§ **SET PROBLEM**:
Scan the material and copy every line in which "icon" appears.

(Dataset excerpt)
__________
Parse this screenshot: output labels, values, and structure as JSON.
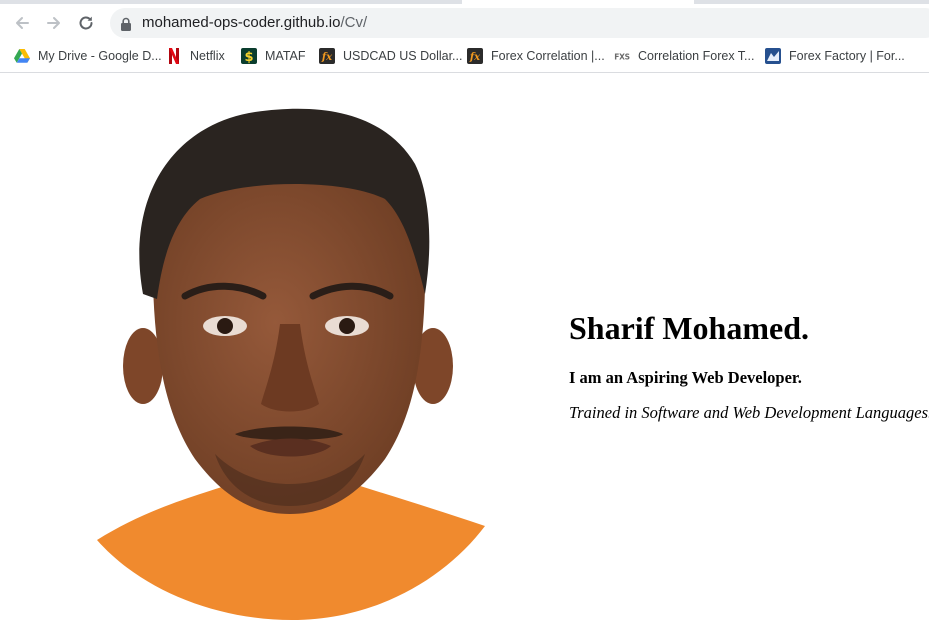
{
  "browser": {
    "address": {
      "host": "mohamed-ops-coder.github.io",
      "path": "/Cv/"
    },
    "bookmarks": [
      {
        "label": "My Drive - Google D...",
        "icon": "google-drive-icon"
      },
      {
        "label": "Netflix",
        "icon": "netflix-icon"
      },
      {
        "label": "MATAF",
        "icon": "mataf-dollar-icon"
      },
      {
        "label": "USDCAD US Dollar...",
        "icon": "fx-icon"
      },
      {
        "label": "Forex Correlation |...",
        "icon": "fx-icon"
      },
      {
        "label": "Correlation Forex T...",
        "icon": "fxs-icon"
      },
      {
        "label": "Forex Factory | For...",
        "icon": "forex-factory-icon"
      }
    ]
  },
  "page": {
    "name": "Sharif Mohamed.",
    "tagline": "I am an Aspiring Web Developer.",
    "subline": "Trained in Software and Web Development Languages."
  },
  "colors": {
    "shirt": "#f08a2e",
    "skin": "#8a5232",
    "hair": "#2a2420"
  }
}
__________
§ **FULL RESPONSE**:
        "icon": "google-drive-icon"
        "icon": "netflix-icon"
        "icon": "mataf-dollar-icon"
        "icon": "fx-icon"
        "icon": "fx-icon"
        "icon": "fxs-icon"
        "icon": "forex-factory-icon"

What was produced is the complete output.